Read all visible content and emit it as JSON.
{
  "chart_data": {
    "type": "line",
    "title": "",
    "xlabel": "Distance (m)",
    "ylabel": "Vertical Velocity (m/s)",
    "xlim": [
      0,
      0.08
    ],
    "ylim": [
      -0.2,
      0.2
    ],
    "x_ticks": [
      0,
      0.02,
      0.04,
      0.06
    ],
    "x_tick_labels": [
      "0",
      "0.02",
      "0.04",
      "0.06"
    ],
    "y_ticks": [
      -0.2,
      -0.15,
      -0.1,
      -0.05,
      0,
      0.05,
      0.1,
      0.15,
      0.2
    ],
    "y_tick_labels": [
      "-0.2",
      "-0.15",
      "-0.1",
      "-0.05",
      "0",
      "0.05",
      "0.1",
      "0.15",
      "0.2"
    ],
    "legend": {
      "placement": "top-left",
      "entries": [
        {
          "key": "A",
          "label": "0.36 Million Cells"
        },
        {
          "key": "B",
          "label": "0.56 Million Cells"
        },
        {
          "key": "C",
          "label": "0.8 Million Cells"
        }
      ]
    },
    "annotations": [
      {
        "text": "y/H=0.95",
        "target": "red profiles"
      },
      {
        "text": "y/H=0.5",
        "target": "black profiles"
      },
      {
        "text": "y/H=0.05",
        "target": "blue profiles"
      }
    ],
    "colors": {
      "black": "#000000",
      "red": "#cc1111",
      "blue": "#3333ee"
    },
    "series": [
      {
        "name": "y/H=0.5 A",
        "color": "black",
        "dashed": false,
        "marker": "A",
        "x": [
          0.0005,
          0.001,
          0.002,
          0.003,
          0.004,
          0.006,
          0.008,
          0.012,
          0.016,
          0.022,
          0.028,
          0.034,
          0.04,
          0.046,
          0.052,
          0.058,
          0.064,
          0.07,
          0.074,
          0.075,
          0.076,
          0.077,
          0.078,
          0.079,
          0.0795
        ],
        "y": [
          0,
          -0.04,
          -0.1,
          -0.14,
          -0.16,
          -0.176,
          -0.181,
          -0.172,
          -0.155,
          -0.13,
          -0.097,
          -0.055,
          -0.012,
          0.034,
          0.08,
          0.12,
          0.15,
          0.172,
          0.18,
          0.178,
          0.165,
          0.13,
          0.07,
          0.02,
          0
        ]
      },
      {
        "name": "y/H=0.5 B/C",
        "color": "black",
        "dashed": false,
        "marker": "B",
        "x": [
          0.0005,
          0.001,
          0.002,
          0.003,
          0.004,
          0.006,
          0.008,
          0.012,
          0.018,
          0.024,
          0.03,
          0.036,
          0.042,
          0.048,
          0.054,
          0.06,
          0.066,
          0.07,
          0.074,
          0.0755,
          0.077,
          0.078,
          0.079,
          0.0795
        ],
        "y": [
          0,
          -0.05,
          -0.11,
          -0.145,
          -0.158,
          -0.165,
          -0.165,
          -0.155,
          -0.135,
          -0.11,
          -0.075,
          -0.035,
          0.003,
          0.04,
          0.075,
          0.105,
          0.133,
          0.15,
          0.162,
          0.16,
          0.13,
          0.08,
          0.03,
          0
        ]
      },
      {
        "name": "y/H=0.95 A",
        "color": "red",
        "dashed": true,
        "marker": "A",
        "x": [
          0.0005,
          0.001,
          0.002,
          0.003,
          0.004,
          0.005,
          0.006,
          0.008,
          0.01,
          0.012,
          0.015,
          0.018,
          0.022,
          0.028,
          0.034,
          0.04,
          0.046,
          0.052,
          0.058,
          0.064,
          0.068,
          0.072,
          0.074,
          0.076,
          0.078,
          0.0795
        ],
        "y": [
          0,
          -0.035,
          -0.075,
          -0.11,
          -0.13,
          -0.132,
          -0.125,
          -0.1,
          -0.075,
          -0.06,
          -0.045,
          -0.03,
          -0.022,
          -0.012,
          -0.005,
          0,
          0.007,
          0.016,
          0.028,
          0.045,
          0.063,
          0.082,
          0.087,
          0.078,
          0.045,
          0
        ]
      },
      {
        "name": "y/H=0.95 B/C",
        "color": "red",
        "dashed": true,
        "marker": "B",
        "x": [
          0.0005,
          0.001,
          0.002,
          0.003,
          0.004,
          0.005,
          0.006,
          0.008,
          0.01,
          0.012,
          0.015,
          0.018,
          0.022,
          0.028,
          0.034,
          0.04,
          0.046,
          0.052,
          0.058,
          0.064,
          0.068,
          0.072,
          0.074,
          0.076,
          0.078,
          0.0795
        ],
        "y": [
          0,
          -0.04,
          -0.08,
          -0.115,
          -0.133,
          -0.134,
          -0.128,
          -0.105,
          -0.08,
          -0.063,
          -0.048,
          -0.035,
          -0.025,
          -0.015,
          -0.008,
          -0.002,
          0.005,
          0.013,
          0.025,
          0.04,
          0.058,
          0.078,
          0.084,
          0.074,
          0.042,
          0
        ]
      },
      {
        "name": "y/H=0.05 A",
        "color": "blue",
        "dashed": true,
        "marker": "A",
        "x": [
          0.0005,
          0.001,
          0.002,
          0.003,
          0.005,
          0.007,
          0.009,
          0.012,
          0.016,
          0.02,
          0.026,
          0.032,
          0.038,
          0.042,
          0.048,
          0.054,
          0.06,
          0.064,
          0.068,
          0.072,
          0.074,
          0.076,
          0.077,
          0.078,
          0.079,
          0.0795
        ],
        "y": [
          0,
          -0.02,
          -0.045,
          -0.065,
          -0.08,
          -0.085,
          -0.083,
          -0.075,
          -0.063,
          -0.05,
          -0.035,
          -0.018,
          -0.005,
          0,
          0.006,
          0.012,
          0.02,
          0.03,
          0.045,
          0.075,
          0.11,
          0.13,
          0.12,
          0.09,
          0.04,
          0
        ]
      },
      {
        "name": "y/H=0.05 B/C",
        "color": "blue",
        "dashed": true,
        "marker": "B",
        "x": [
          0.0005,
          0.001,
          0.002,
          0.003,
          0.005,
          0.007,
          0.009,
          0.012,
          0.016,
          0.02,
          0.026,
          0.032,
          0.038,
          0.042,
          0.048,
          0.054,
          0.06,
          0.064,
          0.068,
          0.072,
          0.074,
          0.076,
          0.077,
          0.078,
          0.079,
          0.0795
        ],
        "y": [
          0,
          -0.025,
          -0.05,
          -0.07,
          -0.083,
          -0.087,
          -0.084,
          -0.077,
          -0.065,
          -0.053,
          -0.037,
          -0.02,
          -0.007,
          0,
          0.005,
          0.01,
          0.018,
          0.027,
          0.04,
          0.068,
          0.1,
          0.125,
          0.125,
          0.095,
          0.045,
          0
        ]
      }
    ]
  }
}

- - -

> [Task details] From the entries, copy every line in which the word "name" occurs.

> [Result of this task]
        "name": "y/H=0.5 A",
        "name": "y/H=0.5 B/C",
        "name": "y/H=0.95 A",
        "name": "y/H=0.95 B/C",
        "name": "y/H=0.05 A",
        "name": "y/H=0.05 B/C",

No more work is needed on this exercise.